Written exercise:
Give every entry again, unchanged, and leave its images out.
::::::::::
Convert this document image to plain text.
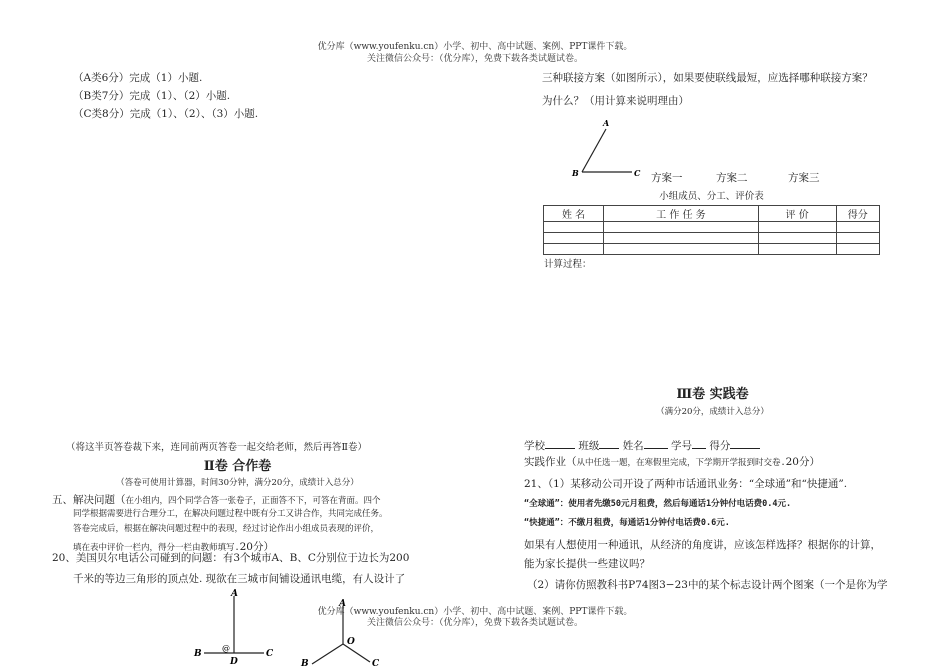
优分库（www.youfenku.cn）小学、初中、高中试题、案例、PPT课件下载。
关注微信公众号：（优分库），免费下载各类试题试卷。
（A类6分）完成（1）小题.
（B类7分）完成（1）、（2）小题.
（C类8分）完成（1）、（2）、（3）小题.
（将这半页答卷裁下来，连同前两页答卷一起交给老师，然后再答Ⅱ卷）
Ⅱ卷 合作卷
（答卷可使用计算器，时间30分钟，满分20分，成绩计入总分）
五、解决问题（在小组内，四个同学合答一张卷子，正面答不下，可答在背面。四个
同学根据需要进行合理分工，在解决问题过程中既有分工又讲合作，共同完成任务。
答卷完成后，根据在解决问题过程中的表现，经过讨论作出小组成员表现的评价，
填在表中评价一栏内，得分一栏由教师填写.20分）
20、美国贝尔电话公司碰到的问题：有3个城市A、B、C分别位于边长为200
千米的等边三角形的顶点处. 现欲在三城市间铺设通讯电缆，有人设计了
A
B	C
D
@
A
O
B	C
三种联接方案（如图所示），如果要使联线最短，应选择哪种联接方案？
为什么？（用计算来说明理由）
A
B	C 方案一	方案二	方案三
小组成员、分工、评价表
姓 名	工 作 任 务	评 价	得分

计算过程：
Ⅲ卷 实践卷
（满分20分，成绩计入总分）
学校	班级 姓名	学号 得分
实践作业（从中任选一题，在寒假里完成，下学期开学报到时交卷.20分）
21、（1）某移动公司开设了两种市话通讯业务：“全球通”和“快捷通”.
“全球通”：使用者先缴50元月租费，然后每通话1分钟付电话费0.4元.
“快捷通”：不缴月租费，每通话1分钟付电话费0.6元.
如果有人想使用一种通讯，从经济的角度讲，应该怎样选择？根据你的计算，
能为家长提供一些建议吗？
（2）请你仿照教科书P74图3−23中的某个标志设计两个图案（一个是你为学
优分库（www.youfenku.cn）小学、初中、高中试题、案例、PPT课件下载。
关注微信公众号：（优分库），免费下载各类试题试卷。
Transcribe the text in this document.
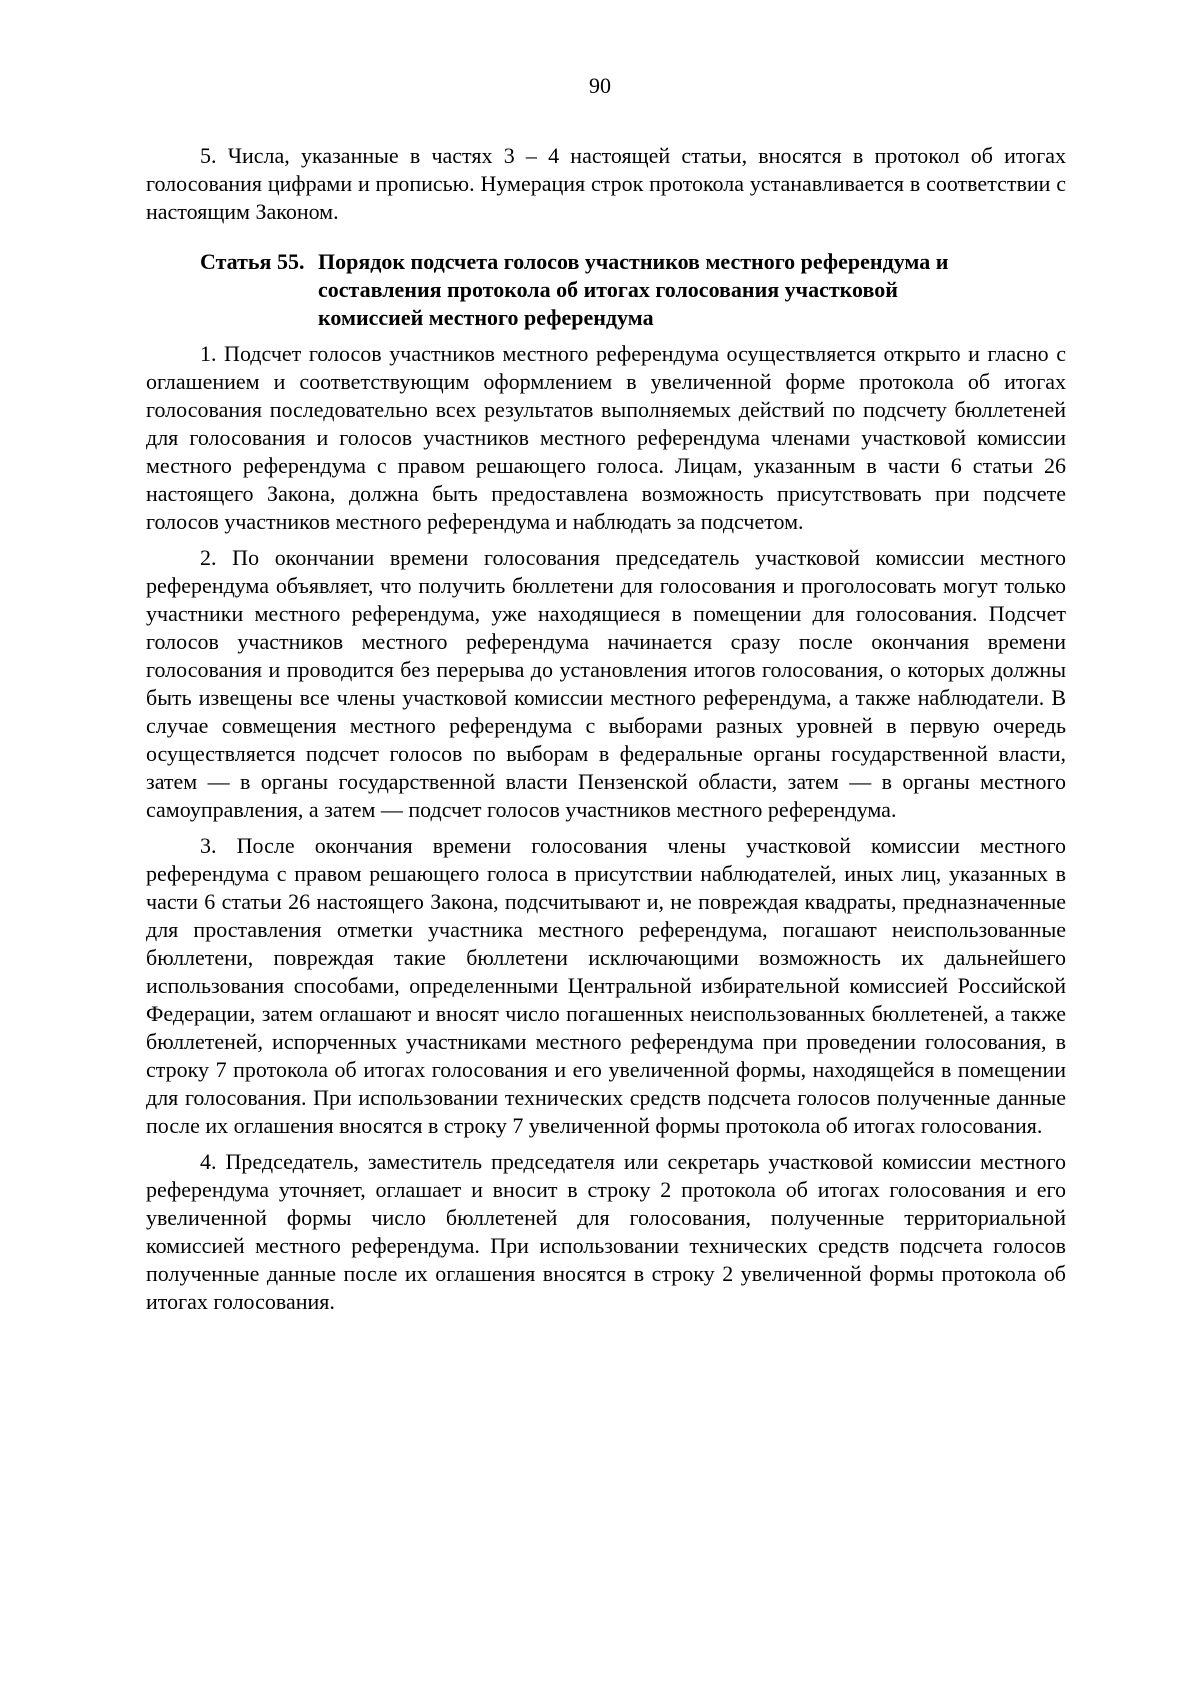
90

5. Числа, указанные в частях 3 – 4 настоящей статьи, вносятся в протокол об итогах голосования цифрами и прописью. Нумерация строк протокола устанавливается в соответствии с настоящим Законом.

Статья 55. Порядок подсчета голосов участников местного референдума и
составления протокола об итогах голосования участковой
комиссией местного референдума

1. Подсчет голосов участников местного референдума осуществляется открыто и гласно с оглашением и соответствующим оформлением в увеличенной форме протокола об итогах голосования последовательно всех результатов выполняемых действий по подсчету бюллетеней для голосования и голосов участников местного референдума членами участковой комиссии местного референдума с правом решающего голоса. Лицам, указанным в части 6 статьи 26 настоящего Закона, должна быть предоставлена возможность присутствовать при подсчете голосов участников местного референдума и наблюдать за подсчетом.

2. По окончании времени голосования председатель участковой комиссии местного референдума объявляет, что получить бюллетени для голосования и проголосовать могут только участники местного референдума, уже находящиеся в помещении для голосования. Подсчет голосов участников местного референдума начинается сразу после окончания времени голосования и проводится без перерыва до установления итогов голосования, о которых должны быть извещены все члены участковой комиссии местного референдума, а также наблюдатели. В случае совмещения местного референдума с выборами разных уровней в первую очередь осуществляется подсчет голосов по выборам в федеральные органы государственной власти, затем — в органы государственной власти Пензенской области, затем — в органы местного самоуправления, а затем — подсчет голосов участников местного референдума.

3. После окончания времени голосования члены участковой комиссии местного референдума с правом решающего голоса в присутствии наблюдателей, иных лиц, указанных в части 6 статьи 26 настоящего Закона, подсчитывают и, не повреждая квадраты, предназначенные для проставления отметки участника местного референдума, погашают неиспользованные бюллетени, повреждая такие бюллетени исключающими возможность их дальнейшего использования способами, определенными Центральной избирательной комиссией Российской Федерации, затем оглашают и вносят число погашенных неиспользованных бюллетеней, а также бюллетеней, испорченных участниками местного референдума при проведении голосования, в строку 7 протокола об итогах голосования и его увеличенной формы, находящейся в помещении для голосования. При использовании технических средств подсчета голосов полученные данные после их оглашения вносятся в строку 7 увеличенной формы протокола об итогах голосования.

4. Председатель, заместитель председателя или секретарь участковой комиссии местного референдума уточняет, оглашает и вносит в строку 2 протокола об итогах голосования и его увеличенной формы число бюллетеней для голосования, полученные территориальной комиссией местного референдума. При использовании технических средств подсчета голосов полученные данные после их оглашения вносятся в строку 2 увеличенной формы протокола об итогах голосования.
::::::::::
Result of the task:
Convert this document image to plain text.
优分库（www.youfenku.cn）小学、初中、高中试题、案例、PPT课件下载。
关注微信公众号：（优分库），免费下载各类试题试卷。
（A类6分）完成（1）小题.
（B类7分）完成（1）、（2）小题.
（C类8分）完成（1）、（2）、（3）小题.
（将这半页答卷裁下来，连同前两页答卷一起交给老师，然后再答Ⅱ卷）
Ⅱ卷 合作卷
（答卷可使用计算器，时间30分钟，满分20分，成绩计入总分）
五、解决问题（在小组内，四个同学合答一张卷子，正面答不下，可答在背面。四个
同学根据需要进行合理分工，在解决问题过程中既有分工又讲合作，共同完成任务。
答卷完成后，根据在解决问题过程中的表现，经过讨论作出小组成员表现的评价，
填在表中评价一栏内，得分一栏由教师填写.20分）
20、美国贝尔电话公司碰到的问题：有3个城市A、B、C分别位于边长为200
千米的等边三角形的顶点处. 现欲在三城市间铺设通讯电缆，有人设计了
A
B	C
D
@
A
O
B	C
三种联接方案（如图所示），如果要使联线最短，应选择哪种联接方案？
为什么？（用计算来说明理由）
A
B	C 方案一	方案二	方案三
小组成员、分工、评价表
姓 名	工 作 任 务	评 价	得分

计算过程：
Ⅲ卷 实践卷
（满分20分，成绩计入总分）
学校	班级 姓名	学号 得分
实践作业（从中任选一题，在寒假里完成，下学期开学报到时交卷.20分）
21、（1）某移动公司开设了两种市话通讯业务：“全球通”和“快捷通”.
“全球通”：使用者先缴50元月租费，然后每通话1分钟付电话费0.4元.
“快捷通”：不缴月租费，每通话1分钟付电话费0.6元.
如果有人想使用一种通讯，从经济的角度讲，应该怎样选择？根据你的计算，
能为家长提供一些建议吗？
（2）请你仿照教科书P74图3−23中的某个标志设计两个图案（一个是你为学
优分库（www.youfenku.cn）小学、初中、高中试题、案例、PPT课件下载。
关注微信公众号：（优分库），免费下载各类试题试卷。
Transcribe the text in this document.
90

5. Числа, указанные в частях 3 – 4 настоящей статьи, вносятся в протокол об итогах голосования цифрами и прописью. Нумерация строк протокола устанавливается в соответствии с настоящим Законом.

Статья 55. Порядок подсчета голосов участников местного референдума и
составления протокола об итогах голосования участковой
комиссией местного референдума

1. Подсчет голосов участников местного референдума осуществляется открыто и гласно с оглашением и соответствующим оформлением в увеличенной форме протокола об итогах голосования последовательно всех результатов выполняемых действий по подсчету бюллетеней для голосования и голосов участников местного референдума членами участковой комиссии местного референдума с правом решающего голоса. Лицам, указанным в части 6 статьи 26 настоящего Закона, должна быть предоставлена возможность присутствовать при подсчете голосов участников местного референдума и наблюдать за подсчетом.

2. По окончании времени голосования председатель участковой комиссии местного референдума объявляет, что получить бюллетени для голосования и проголосовать могут только участники местного референдума, уже находящиеся в помещении для голосования. Подсчет голосов участников местного референдума начинается сразу после окончания времени голосования и проводится без перерыва до установления итогов голосования, о которых должны быть извещены все члены участковой комиссии местного референдума, а также наблюдатели. В случае совмещения местного референдума с выборами разных уровней в первую очередь осуществляется подсчет голосов по выборам в федеральные органы государственной власти, затем — в органы государственной власти Пензенской области, затем — в органы местного самоуправления, а затем — подсчет голосов участников местного референдума.

3. После окончания времени голосования члены участковой комиссии местного референдума с правом решающего голоса в присутствии наблюдателей, иных лиц, указанных в части 6 статьи 26 настоящего Закона, подсчитывают и, не повреждая квадраты, предназначенные для проставления отметки участника местного референдума, погашают неиспользованные бюллетени, повреждая такие бюллетени исключающими возможность их дальнейшего использования способами, определенными Центральной избирательной комиссией Российской Федерации, затем оглашают и вносят число погашенных неиспользованных бюллетеней, а также бюллетеней, испорченных участниками местного референдума при проведении голосования, в строку 7 протокола об итогах голосования и его увеличенной формы, находящейся в помещении для голосования. При использовании технических средств подсчета голосов полученные данные после их оглашения вносятся в строку 7 увеличенной формы протокола об итогах голосования.

4. Председатель, заместитель председателя или секретарь участковой комиссии местного референдума уточняет, оглашает и вносит в строку 2 протокола об итогах голосования и его увеличенной формы число бюллетеней для голосования, полученные территориальной комиссией местного референдума. При использовании технических средств подсчета голосов полученные данные после их оглашения вносятся в строку 2 увеличенной формы протокола об итогах голосования.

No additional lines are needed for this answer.